# Problem statement:
All lines in which the word "Ferdinand" occurs are to be extracted.

# Dataset content:
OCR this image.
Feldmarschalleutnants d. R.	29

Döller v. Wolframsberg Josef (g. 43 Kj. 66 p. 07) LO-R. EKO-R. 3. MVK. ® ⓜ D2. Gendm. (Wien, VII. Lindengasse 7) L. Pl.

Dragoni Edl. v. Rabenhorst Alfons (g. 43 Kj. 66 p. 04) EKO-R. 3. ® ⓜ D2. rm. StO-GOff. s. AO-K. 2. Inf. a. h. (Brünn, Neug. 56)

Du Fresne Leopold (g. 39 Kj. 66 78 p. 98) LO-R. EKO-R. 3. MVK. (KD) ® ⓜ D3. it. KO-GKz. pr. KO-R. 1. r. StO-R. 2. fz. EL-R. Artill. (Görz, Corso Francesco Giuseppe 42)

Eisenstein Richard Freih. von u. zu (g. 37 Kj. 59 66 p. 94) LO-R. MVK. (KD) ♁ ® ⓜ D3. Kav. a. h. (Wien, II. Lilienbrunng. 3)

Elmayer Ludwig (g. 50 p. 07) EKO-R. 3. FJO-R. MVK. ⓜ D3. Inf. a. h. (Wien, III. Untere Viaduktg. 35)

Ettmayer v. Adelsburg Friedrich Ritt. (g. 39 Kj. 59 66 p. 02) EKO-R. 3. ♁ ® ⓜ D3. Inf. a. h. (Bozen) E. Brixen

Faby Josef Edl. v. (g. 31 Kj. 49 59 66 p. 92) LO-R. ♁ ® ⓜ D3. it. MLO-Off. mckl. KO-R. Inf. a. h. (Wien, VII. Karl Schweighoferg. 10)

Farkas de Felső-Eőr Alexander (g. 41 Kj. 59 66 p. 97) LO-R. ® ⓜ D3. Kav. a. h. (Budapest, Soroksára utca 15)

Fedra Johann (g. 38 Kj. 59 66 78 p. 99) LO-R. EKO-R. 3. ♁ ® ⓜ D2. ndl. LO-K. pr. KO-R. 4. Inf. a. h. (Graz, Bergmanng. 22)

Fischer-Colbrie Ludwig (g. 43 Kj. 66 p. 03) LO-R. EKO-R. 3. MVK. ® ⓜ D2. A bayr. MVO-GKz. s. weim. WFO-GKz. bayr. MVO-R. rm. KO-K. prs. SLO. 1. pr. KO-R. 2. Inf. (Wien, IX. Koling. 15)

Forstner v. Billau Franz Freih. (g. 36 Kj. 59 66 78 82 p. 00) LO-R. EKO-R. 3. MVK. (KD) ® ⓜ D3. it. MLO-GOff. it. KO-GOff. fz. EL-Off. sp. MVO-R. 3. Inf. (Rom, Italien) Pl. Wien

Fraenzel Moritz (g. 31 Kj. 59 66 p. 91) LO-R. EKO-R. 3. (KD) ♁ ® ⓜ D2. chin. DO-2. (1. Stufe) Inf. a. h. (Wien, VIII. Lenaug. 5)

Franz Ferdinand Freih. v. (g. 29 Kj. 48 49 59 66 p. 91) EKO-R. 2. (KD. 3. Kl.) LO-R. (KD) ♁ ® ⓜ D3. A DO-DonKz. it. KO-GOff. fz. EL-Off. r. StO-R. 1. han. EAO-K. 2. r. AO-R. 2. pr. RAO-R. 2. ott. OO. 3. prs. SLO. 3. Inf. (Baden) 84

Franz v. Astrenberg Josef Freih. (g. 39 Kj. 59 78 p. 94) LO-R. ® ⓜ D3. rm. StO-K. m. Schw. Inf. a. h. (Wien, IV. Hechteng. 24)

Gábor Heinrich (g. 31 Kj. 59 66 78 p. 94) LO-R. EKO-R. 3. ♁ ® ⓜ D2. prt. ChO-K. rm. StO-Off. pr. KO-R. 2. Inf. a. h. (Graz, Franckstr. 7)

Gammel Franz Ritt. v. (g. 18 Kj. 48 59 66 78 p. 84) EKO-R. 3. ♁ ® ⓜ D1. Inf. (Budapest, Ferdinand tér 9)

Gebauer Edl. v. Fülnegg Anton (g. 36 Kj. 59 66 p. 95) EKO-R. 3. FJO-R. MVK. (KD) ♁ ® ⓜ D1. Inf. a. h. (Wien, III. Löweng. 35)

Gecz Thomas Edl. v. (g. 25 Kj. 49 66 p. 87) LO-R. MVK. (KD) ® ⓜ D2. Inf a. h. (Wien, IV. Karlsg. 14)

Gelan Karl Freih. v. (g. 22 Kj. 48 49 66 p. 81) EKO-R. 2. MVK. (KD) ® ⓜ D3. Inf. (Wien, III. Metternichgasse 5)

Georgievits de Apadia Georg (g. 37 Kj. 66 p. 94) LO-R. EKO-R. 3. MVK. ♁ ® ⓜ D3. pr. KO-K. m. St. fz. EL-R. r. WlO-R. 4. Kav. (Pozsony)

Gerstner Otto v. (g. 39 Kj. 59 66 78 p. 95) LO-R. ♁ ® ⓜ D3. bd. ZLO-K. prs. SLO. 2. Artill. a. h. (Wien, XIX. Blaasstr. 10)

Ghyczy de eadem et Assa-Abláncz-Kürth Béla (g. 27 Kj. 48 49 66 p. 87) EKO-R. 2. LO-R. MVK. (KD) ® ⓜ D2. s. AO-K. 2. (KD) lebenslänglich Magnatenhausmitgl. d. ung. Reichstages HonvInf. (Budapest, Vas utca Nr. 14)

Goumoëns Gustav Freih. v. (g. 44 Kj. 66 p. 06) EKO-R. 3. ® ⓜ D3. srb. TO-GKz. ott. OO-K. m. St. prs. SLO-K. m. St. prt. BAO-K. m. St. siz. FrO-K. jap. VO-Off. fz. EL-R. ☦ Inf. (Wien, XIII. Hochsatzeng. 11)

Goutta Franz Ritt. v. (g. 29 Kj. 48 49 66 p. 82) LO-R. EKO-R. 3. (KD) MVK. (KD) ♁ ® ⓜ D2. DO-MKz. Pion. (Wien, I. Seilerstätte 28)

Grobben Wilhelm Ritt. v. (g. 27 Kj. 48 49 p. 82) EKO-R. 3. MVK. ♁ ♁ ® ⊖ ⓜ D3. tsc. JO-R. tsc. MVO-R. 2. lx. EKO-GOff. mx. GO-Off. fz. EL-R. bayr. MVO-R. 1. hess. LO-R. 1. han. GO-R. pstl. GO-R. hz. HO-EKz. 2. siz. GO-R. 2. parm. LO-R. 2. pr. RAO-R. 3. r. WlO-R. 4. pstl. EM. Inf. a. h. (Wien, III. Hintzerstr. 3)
---
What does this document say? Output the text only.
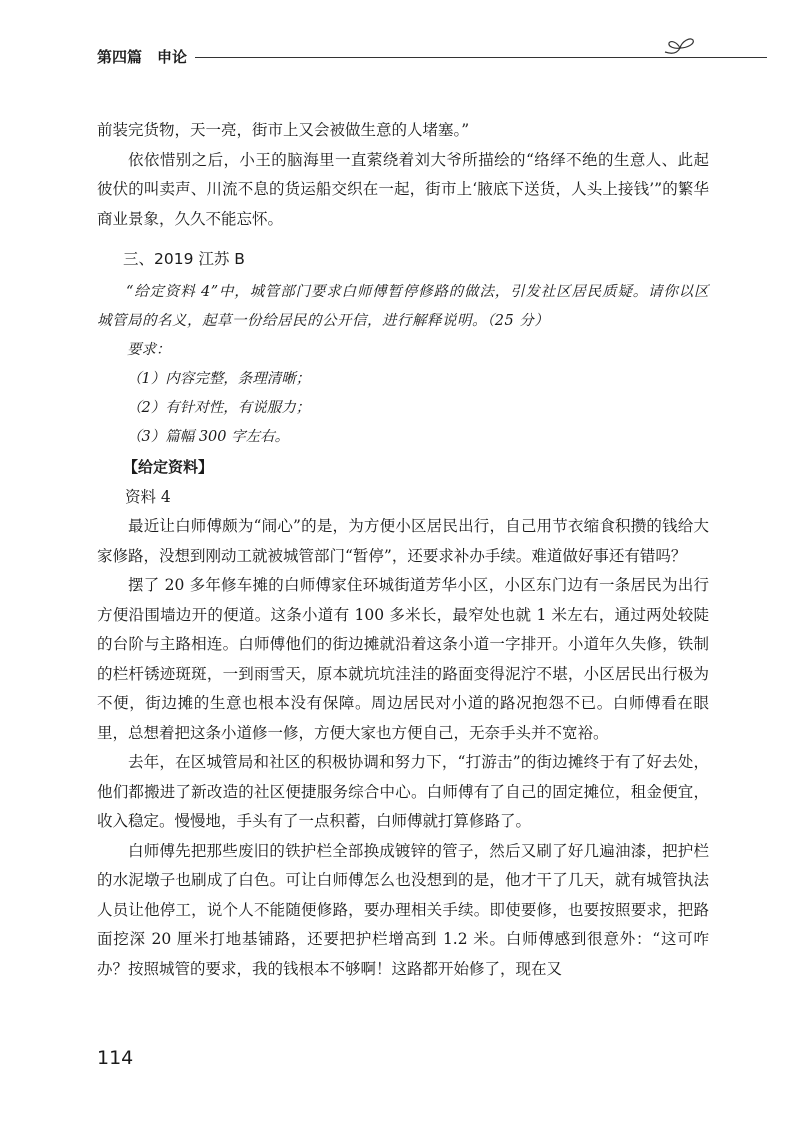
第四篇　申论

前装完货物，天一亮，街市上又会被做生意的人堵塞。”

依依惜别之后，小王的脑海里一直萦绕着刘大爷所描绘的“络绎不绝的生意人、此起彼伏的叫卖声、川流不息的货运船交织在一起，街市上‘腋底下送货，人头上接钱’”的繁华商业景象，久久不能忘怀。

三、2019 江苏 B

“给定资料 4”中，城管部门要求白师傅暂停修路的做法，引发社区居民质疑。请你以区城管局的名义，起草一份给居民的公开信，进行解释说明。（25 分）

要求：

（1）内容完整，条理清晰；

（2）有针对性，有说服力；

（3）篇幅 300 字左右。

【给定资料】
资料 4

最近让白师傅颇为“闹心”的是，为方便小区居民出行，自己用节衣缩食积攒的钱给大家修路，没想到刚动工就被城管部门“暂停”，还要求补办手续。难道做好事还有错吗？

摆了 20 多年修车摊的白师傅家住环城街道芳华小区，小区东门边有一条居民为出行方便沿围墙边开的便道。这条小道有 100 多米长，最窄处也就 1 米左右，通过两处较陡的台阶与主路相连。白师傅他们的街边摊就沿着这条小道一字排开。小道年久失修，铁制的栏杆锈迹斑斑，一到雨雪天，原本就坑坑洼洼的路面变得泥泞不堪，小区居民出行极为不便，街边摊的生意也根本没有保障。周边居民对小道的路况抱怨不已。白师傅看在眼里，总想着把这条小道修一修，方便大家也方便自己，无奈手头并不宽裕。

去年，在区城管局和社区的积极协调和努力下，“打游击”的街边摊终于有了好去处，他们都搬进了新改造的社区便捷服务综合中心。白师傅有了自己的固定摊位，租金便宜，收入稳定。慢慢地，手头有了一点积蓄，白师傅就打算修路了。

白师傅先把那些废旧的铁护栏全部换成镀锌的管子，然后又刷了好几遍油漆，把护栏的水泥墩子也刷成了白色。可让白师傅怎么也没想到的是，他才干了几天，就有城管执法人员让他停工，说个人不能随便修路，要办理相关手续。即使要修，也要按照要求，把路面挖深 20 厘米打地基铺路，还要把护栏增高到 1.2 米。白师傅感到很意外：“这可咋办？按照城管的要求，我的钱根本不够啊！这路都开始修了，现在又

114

# Solution for this exercise:
Franz Ferdinand Freih. v. (g. 29 Kj. 48 49 59 66 p. 91) EKO-R. 2. (KD. 3. Kl.) LO-R. (KD) ♁ ® ⓜ D3. A DO-DonKz. it. KO-GOff. fz. EL-Off. r. StO-R. 1. han. EAO-K. 2. r. AO-R. 2. pr. RAO-R. 2. ott. OO. 3. prs. SLO. 3. Inf. (Baden) 84
Gammel Franz Ritt. v. (g. 18 Kj. 48 59 66 78 p. 84) EKO-R. 3. ♁ ® ⓜ D1. Inf. (Budapest, Ferdinand tér 9)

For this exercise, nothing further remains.